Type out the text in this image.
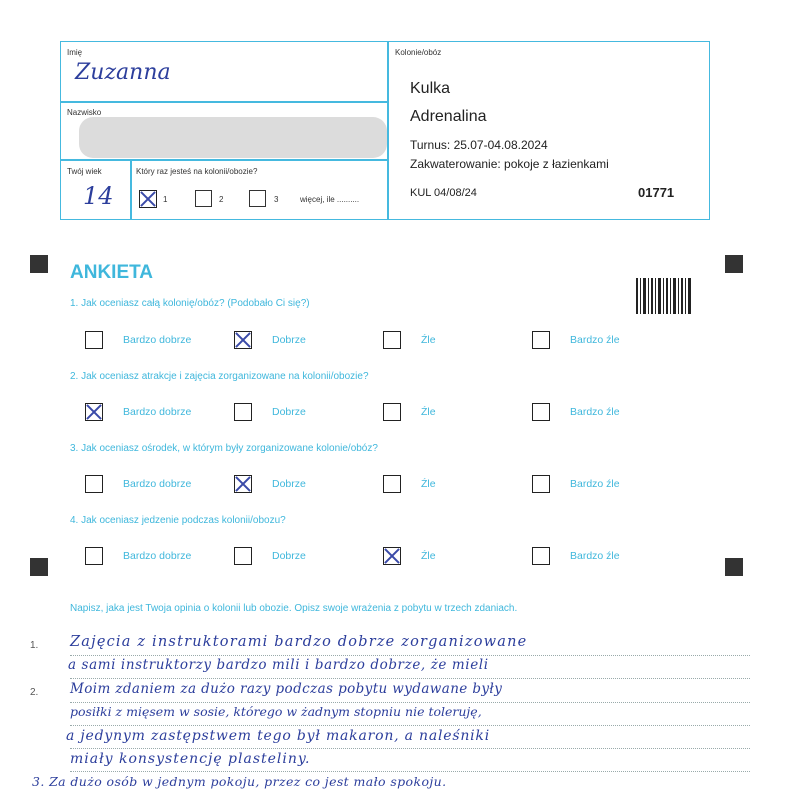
Imię
Zuzanna
Nazwisko
Twój wiek
14
Który raz jesteś na kolonii/obozie?
1	2	3	więcej, ile ..........
Kolonie/obóz
Kulka
Adrenalina
Turnus: 25.07-04.08.2024
Zakwaterowanie: pokoje z łazienkami
KUL 04/08/24	01771
ANKIETA
1. Jak oceniasz całą kolonię/obóz? (Podobało Ci się?)
2. Jak oceniasz atrakcje i zajęcia zorganizowane na kolonii/obozie?
3. Jak oceniasz ośrodek, w którym były zorganizowane kolonie/obóz?
4. Jak oceniasz jedzenie podczas kolonii/obozu?
Bardzo dobrze	Dobrze	Źle	Bardzo źle
Bardzo dobrze	Dobrze	Źle	Bardzo źle
Bardzo dobrze	Dobrze	Źle	Bardzo źle
Bardzo dobrze	Dobrze	Źle	Bardzo źle
Napisz, jaka jest Twoja opinia o kolonii lub obozie. Opisz swoje wrażenia z pobytu w trzech zdaniach.
1.
2.
Zajęcia z instruktorami bardzo dobrze zorganizowane
a sami instruktorzy bardzo mili i bardzo dobrze, że mieli
Moim zdaniem za dużo razy podczas pobytu wydawane były
posiłki z mięsem w sosie, którego w żadnym stopniu nie toleruję,
a jedynym zastępstwem tego był makaron, a naleśniki
miały konsystencję plasteliny.
3. Za dużo osób w jednym pokoju, przez co jest mało spokoju.
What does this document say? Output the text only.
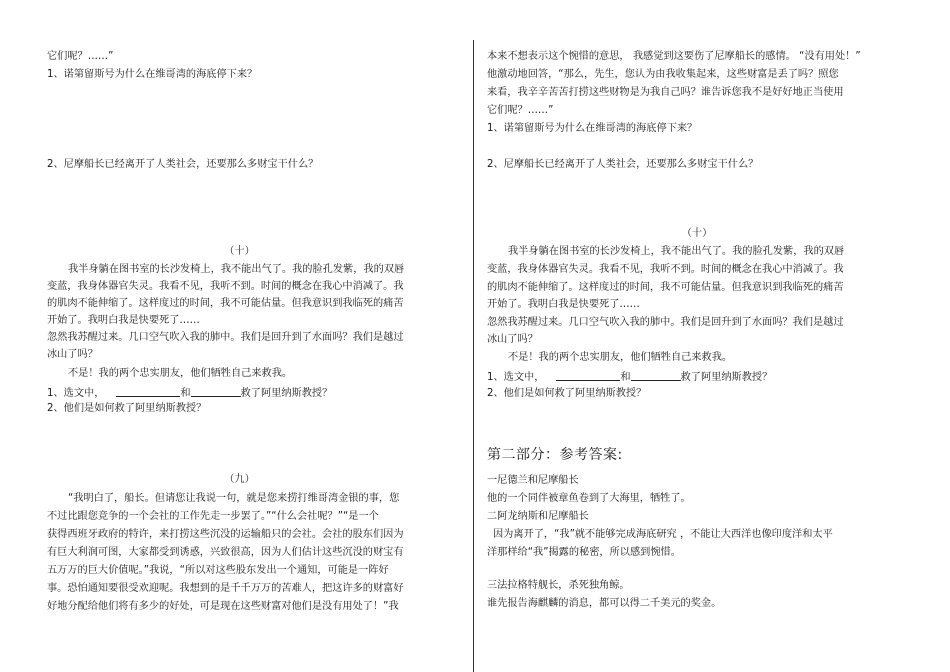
它们呢？……”
1、诺第留斯号为什么在维哥湾的海底停下来？
2、尼摩船长已经离开了人类社会，还要那么多财宝干什么？
（十）
我半身躺在图书室的长沙发椅上，我不能出气了。我的脸孔发紫，我的双唇
变蓝，我身体器官失灵。我看不见，我听不到。时间的概念在我心中消减了。我
的肌肉不能伸缩了。这样度过的时间，我不可能估量。但我意识到我临死的痛苦
开始了。我明白我是快要死了……
忽然我苏醒过来。几口空气吹入我的肺中。我们是回升到了水面吗？我们是越过
冰山了吗？
不是！我的两个忠实朋友，他们牺牲自己来救我。
1、选文中，	和	救了阿里纳斯教授？
2、他们是如何救了阿里纳斯教授？
（九）
“我明白了，船长。但请您让我说一句，就是您来捞打维哥湾金银的事，您
不过比跟您竞争的一个会社的工作先走一步罢了。”“什么会社呢？”“是一个
获得西班牙政府的特许，来打捞这些沉没的运输船只的会社。会社的股东们因为
有巨大利润可图，大家都受到诱惑，兴致很高，因为人们估计这些沉没的财宝有
五万万的巨大价值呢。”我说，“所以对这些股东发出一个通知，可能是一阵好
事。恐怕通知要很受欢迎呢。我想到的是千千万万的苦难人，把这许多的财富好
好地分配给他们将有多少的好处，可是现在这些财富对他们是没有用处了！”我
本来不想表示这个惋惜的意思， 我感觉到这要伤了尼摩船长的感情。 “没有用处！”
他激动地回答，“那么，先生，您认为由我收集起来，这些财富是丢了吗？照您
来看，我辛辛苦苦打捞这些财物是为我自己吗？谁告诉您我不是好好地正当使用
它们呢？……”
1、诺第留斯号为什么在维哥湾的海底停下来？
2、尼摩船长已经离开了人类社会，还要那么多财宝干什么？
（十）
我半身躺在图书室的长沙发椅上，我不能出气了。我的脸孔发紫，我的双唇
变蓝，我身体器官失灵。我看不见，我听不到。时间的概念在我心中消减了。我
的肌肉不能伸缩了。这样度过的时间，我不可能估量。但我意识到我临死的痛苦
开始了。我明白我是快要死了……
忽然我苏醒过来。几口空气吹入我的肺中。我们是回升到了水面吗？我们是越过
冰山了吗？
不是！我的两个忠实朋友，他们牺牲自己来救我。
1、选文中，	和	救了阿里纳斯教授？
2、他们是如何救了阿里纳斯教授？
第二部分：参考答案:
一尼德兰和尼摩船长
他的一个同伴被章鱼卷到了大海里，牺牲了。
二阿龙纳斯和尼摩船长
因为离开了，“我”就不能够完成海底研究 ，不能让大西洋也像印度洋和太平
洋那样给“我”揭露的秘密，所以感到惋惜。
三法拉格特舰长，杀死独角鲸。
谁先报告海麒麟的消息，都可以得二千美元的奖金。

=== Exercise requirements ===
Which lines in the records above contain the string "obóz"? Copy each one.

=== Output ===
Kolonie/obóz
1. Jak oceniasz całą kolonię/obóz? (Podobało Ci się?)
3. Jak oceniasz ośrodek, w którym były zorganizowane kolonie/obóz?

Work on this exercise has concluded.